What you should do: Can all of these lines be returned exactly?

═══ Records shown

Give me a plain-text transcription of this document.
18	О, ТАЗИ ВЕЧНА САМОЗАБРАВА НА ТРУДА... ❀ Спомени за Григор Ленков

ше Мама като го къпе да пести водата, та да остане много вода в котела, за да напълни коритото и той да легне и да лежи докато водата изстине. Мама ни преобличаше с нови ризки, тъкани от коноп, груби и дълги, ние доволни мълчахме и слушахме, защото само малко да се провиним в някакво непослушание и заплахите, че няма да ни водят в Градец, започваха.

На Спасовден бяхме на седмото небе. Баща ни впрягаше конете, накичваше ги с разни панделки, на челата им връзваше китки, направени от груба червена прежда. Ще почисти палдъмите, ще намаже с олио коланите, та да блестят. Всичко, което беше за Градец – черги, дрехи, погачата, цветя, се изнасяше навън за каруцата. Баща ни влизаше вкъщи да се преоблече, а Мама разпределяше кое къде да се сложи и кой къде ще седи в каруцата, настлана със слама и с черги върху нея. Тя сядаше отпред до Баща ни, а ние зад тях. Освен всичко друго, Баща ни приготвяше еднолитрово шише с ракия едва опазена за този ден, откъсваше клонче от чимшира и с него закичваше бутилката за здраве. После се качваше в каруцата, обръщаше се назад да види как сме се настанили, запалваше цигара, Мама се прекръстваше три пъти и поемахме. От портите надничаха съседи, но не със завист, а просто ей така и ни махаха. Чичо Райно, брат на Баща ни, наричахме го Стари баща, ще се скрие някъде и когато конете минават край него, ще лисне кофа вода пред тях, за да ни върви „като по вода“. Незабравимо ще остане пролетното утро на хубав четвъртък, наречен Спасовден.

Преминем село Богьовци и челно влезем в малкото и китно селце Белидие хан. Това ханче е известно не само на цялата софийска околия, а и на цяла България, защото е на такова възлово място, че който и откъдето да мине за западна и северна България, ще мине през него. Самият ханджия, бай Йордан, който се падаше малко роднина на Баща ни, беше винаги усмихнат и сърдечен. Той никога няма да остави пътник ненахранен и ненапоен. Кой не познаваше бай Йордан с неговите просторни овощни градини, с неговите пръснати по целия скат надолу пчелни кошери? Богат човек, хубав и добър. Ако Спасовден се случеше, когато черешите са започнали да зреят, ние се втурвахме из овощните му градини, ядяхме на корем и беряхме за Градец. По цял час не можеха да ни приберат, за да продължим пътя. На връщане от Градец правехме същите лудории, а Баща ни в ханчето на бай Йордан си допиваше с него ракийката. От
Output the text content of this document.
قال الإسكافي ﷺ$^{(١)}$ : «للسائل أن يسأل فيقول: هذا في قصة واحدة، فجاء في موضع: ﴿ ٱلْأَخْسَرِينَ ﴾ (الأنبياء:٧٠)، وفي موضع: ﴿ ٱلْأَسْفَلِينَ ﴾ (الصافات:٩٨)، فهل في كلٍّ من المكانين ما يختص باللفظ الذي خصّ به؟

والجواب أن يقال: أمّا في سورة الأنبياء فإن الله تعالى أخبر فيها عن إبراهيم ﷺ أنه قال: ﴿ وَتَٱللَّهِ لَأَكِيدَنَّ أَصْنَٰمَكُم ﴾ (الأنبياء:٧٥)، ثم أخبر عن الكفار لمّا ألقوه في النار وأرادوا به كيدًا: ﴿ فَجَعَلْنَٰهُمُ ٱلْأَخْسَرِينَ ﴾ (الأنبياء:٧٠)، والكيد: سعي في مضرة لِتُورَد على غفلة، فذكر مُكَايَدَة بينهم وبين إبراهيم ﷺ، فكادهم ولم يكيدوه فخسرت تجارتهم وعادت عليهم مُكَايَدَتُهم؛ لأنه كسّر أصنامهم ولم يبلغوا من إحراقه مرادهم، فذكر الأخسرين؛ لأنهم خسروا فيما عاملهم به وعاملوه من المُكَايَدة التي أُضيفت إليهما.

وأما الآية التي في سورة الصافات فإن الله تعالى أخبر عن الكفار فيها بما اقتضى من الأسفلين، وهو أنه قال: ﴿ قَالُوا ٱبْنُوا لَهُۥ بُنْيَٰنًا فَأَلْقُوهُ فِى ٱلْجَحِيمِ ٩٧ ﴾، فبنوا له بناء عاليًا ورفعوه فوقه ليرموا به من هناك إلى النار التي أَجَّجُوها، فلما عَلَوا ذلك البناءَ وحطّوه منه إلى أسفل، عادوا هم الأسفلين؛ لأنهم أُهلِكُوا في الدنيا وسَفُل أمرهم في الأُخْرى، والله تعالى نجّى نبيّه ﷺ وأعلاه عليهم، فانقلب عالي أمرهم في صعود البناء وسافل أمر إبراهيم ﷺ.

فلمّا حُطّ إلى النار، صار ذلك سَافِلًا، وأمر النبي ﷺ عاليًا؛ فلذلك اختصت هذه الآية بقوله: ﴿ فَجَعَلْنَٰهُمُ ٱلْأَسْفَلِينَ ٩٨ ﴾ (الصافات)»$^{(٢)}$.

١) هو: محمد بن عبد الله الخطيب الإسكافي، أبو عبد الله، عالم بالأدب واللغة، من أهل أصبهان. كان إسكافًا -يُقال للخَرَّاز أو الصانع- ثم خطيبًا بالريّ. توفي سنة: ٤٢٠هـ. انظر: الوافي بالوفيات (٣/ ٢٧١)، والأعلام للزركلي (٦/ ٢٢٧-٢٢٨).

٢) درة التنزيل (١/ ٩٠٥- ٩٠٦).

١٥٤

══════

Response:
Give me a plain-text transcription of this document.
18	О, ТАЗИ ВЕЧНА САМОЗАБРАВА НА ТРУДА... ❀ Спомени за Григор Ленков

ше Мама като го къпе да пести водата, та да остане много вода в котела, за да напълни коритото и той да легне и да лежи докато водата изстине. Мама ни преобличаше с нови ризки, тъкани от коноп, груби и дълги, ние доволни мълчахме и слушахме, защото само малко да се провиним в някакво непослушание и заплахите, че няма да ни водят в Градец, започваха.

На Спасовден бяхме на седмото небе. Баща ни впрягаше конете, накичваше ги с разни панделки, на челата им връзваше китки, направени от груба червена прежда. Ще почисти палдъмите, ще намаже с олио коланите, та да блестят. Всичко, което беше за Градец – черги, дрехи, погачата, цветя, се изнасяше навън за каруцата. Баща ни влизаше вкъщи да се преоблече, а Мама разпределяше кое къде да се сложи и кой къде ще седи в каруцата, настлана със слама и с черги върху нея. Тя сядаше отпред до Баща ни, а ние зад тях. Освен всичко друго, Баща ни приготвяше еднолитрово шише с ракия едва опазена за този ден, откъсваше клонче от чимшира и с него закичваше бутилката за здраве. После се качваше в каруцата, обръщаше се назад да види как сме се настанили, запалваше цигара, Мама се прекръстваше три пъти и поемахме. От портите надничаха съседи, но не със завист, а просто ей така и ни махаха. Чичо Райно, брат на Баща ни, наричахме го Стари баща, ще се скрие някъде и когато конете минават край него, ще лисне кофа вода пред тях, за да ни върви „като по вода“. Незабравимо ще остане пролетното утро на хубав четвъртък, наречен Спасовден.

Преминем село Богьовци и челно влезем в малкото и китно селце Белидие хан. Това ханче е известно не само на цялата софийска околия, а и на цяла България, защото е на такова възлово място, че който и откъдето да мине за западна и северна България, ще мине през него. Самият ханджия, бай Йордан, който се падаше малко роднина на Баща ни, беше винаги усмихнат и сърдечен. Той никога няма да остави пътник ненахранен и ненапоен. Кой не познаваше бай Йордан с неговите просторни овощни градини, с неговите пръснати по целия скат надолу пчелни кошери? Богат човек, хубав и добър. Ако Спасовден се случеше, когато черешите са започнали да зреят, ние се втурвахме из овощните му градини, ядяхме на корем и беряхме за Градец. По цял час не можеха да ни приберат, за да продължим пътя. На връщане от Градец правехме същите лудории, а Баща ни в ханчето на бай Йордан си допиваше с него ракийката. От
Output the text content of this document.
قال الإسكافي ﷺ$^{(١)}$ : «للسائل أن يسأل فيقول: هذا في قصة واحدة، فجاء في موضع: ﴿ ٱلْأَخْسَرِينَ ﴾ (الأنبياء:٧٠)، وفي موضع: ﴿ ٱلْأَسْفَلِينَ ﴾ (الصافات:٩٨)، فهل في كلٍّ من المكانين ما يختص باللفظ الذي خصّ به؟

والجواب أن يقال: أمّا في سورة الأنبياء فإن الله تعالى أخبر فيها عن إبراهيم ﷺ أنه قال: ﴿ وَتَٱللَّهِ لَأَكِيدَنَّ أَصْنَٰمَكُم ﴾ (الأنبياء:٧٥)، ثم أخبر عن الكفار لمّا ألقوه في النار وأرادوا به كيدًا: ﴿ فَجَعَلْنَٰهُمُ ٱلْأَخْسَرِينَ ﴾ (الأنبياء:٧٠)، والكيد: سعي في مضرة لِتُورَد على غفلة، فذكر مُكَايَدَة بينهم وبين إبراهيم ﷺ، فكادهم ولم يكيدوه فخسرت تجارتهم وعادت عليهم مُكَايَدَتُهم؛ لأنه كسّر أصنامهم ولم يبلغوا من إحراقه مرادهم، فذكر الأخسرين؛ لأنهم خسروا فيما عاملهم به وعاملوه من المُكَايَدة التي أُضيفت إليهما.

وأما الآية التي في سورة الصافات فإن الله تعالى أخبر عن الكفار فيها بما اقتضى من الأسفلين، وهو أنه قال: ﴿ قَالُوا ٱبْنُوا لَهُۥ بُنْيَٰنًا فَأَلْقُوهُ فِى ٱلْجَحِيمِ ٩٧ ﴾، فبنوا له بناء عاليًا ورفعوه فوقه ليرموا به من هناك إلى النار التي أَجَّجُوها، فلما عَلَوا ذلك البناءَ وحطّوه منه إلى أسفل، عادوا هم الأسفلين؛ لأنهم أُهلِكُوا في الدنيا وسَفُل أمرهم في الأُخْرى، والله تعالى نجّى نبيّه ﷺ وأعلاه عليهم، فانقلب عالي أمرهم في صعود البناء وسافل أمر إبراهيم ﷺ.

فلمّا حُطّ إلى النار، صار ذلك سَافِلًا، وأمر النبي ﷺ عاليًا؛ فلذلك اختصت هذه الآية بقوله: ﴿ فَجَعَلْنَٰهُمُ ٱلْأَسْفَلِينَ ٩٨ ﴾ (الصافات)»$^{(٢)}$.

١) هو: محمد بن عبد الله الخطيب الإسكافي، أبو عبد الله، عالم بالأدب واللغة، من أهل أصبهان. كان إسكافًا -يُقال للخَرَّاز أو الصانع- ثم خطيبًا بالريّ. توفي سنة: ٤٢٠هـ. انظر: الوافي بالوفيات (٣/ ٢٧١)، والأعلام للزركلي (٦/ ٢٢٧-٢٢٨).

٢) درة التنزيل (١/ ٩٠٥- ٩٠٦).

١٥٤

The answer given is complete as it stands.